* **EXERCISE MATERIAL**:
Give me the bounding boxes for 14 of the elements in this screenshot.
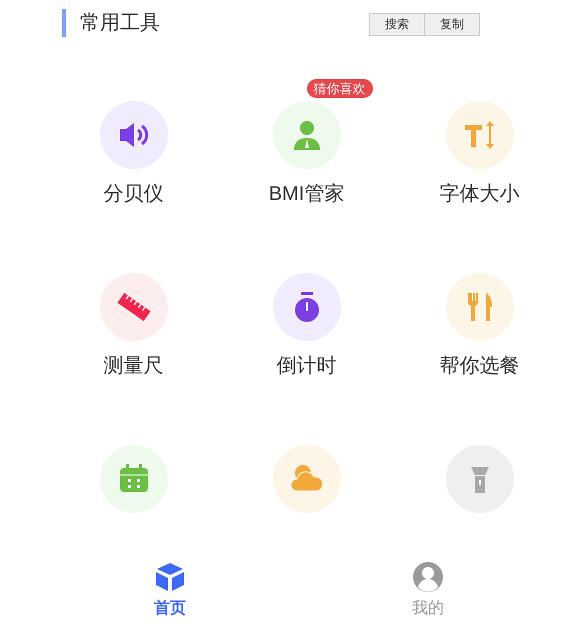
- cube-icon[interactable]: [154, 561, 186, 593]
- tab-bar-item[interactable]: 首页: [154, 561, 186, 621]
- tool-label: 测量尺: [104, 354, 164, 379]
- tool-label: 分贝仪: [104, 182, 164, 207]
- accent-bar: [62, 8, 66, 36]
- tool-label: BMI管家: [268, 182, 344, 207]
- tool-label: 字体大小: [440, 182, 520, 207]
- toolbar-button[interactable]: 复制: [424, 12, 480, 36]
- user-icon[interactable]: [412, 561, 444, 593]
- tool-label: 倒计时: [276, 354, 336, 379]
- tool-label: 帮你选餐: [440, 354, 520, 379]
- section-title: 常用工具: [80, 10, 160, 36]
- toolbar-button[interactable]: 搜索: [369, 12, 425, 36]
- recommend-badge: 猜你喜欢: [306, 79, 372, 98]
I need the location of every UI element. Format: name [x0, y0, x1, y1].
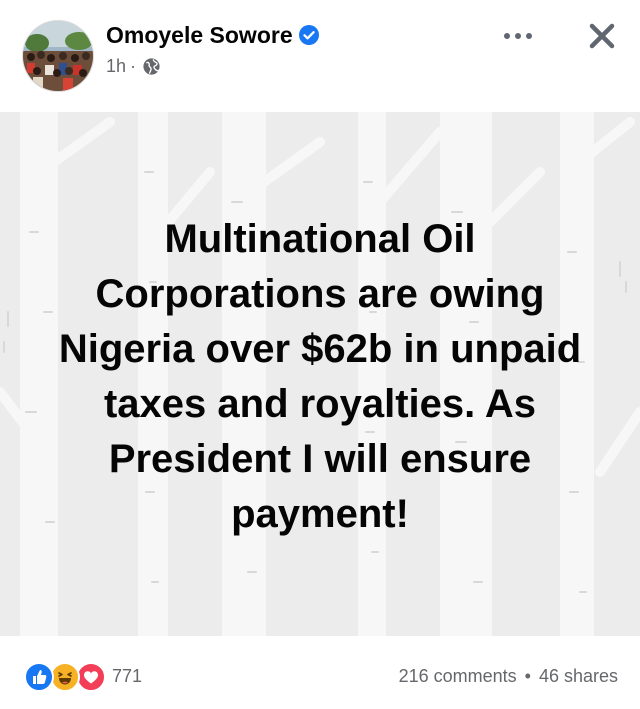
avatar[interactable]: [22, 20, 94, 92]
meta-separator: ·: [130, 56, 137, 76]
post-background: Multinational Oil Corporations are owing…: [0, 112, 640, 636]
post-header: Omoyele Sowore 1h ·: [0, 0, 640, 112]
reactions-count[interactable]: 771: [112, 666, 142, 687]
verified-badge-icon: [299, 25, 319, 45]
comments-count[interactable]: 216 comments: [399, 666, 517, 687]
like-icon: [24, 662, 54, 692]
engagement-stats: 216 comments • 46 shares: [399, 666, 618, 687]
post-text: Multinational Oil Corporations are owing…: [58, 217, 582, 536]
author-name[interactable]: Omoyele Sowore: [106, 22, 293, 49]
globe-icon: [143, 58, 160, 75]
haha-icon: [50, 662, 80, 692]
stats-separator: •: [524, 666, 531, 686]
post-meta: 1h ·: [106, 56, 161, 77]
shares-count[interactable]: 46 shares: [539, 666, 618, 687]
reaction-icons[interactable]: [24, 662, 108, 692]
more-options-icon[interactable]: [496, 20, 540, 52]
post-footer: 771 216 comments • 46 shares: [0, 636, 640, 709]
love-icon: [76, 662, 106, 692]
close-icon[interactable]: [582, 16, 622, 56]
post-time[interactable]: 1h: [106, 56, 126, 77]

* **GOAL**: Please update the records above by replacing every "tool-label" with "tool-caption", keeping everything else the same, and leave the pictures out of your answer.

* **COMPLETE ANSWER**:
Give me the bounding boxes for 14 of the elements in this screenshot.
- cube-icon[interactable]: [154, 561, 186, 593]
- tab-bar-item[interactable]: 首页: [154, 561, 186, 621]
- tool-caption: 测量尺: [104, 354, 164, 379]
- tool-caption: 分贝仪: [104, 182, 164, 207]
- accent-bar: [62, 8, 66, 36]
- tool-caption: BMI管家: [268, 182, 344, 207]
- tool-caption: 字体大小: [440, 182, 520, 207]
- toolbar-button[interactable]: 复制: [424, 12, 480, 36]
- user-icon[interactable]: [412, 561, 444, 593]
- tool-caption: 倒计时: [276, 354, 336, 379]
- tool-caption: 帮你选餐: [440, 354, 520, 379]
- section-title: 常用工具: [80, 10, 160, 36]
- toolbar-button[interactable]: 搜索: [369, 12, 425, 36]
- recommend-badge: 猜你喜欢: [306, 79, 372, 98]
I need the location of every UI element. Format: name [x0, y0, x1, y1].
avatar[interactable]: [22, 20, 94, 92]
meta-separator: ·: [130, 56, 137, 76]
post-background: Multinational Oil Corporations are owing…: [0, 112, 640, 636]
post-header: Omoyele Sowore 1h ·: [0, 0, 640, 112]
reactions-count[interactable]: 771: [112, 666, 142, 687]
verified-badge-icon: [299, 25, 319, 45]
comments-count[interactable]: 216 comments: [399, 666, 517, 687]
like-icon: [24, 662, 54, 692]
engagement-stats: 216 comments • 46 shares: [399, 666, 618, 687]
post-text: Multinational Oil Corporations are owing…: [58, 217, 582, 536]
author-name[interactable]: Omoyele Sowore: [106, 22, 293, 49]
globe-icon: [143, 58, 160, 75]
haha-icon: [50, 662, 80, 692]
stats-separator: •: [524, 666, 531, 686]
post-meta: 1h ·: [106, 56, 161, 77]
shares-count[interactable]: 46 shares: [539, 666, 618, 687]
reaction-icons[interactable]: [24, 662, 108, 692]
more-options-icon[interactable]: [496, 20, 540, 52]
post-footer: 771 216 comments • 46 shares: [0, 636, 640, 709]
love-icon: [76, 662, 106, 692]
close-icon[interactable]: [582, 16, 622, 56]
post-time[interactable]: 1h: [106, 56, 126, 77]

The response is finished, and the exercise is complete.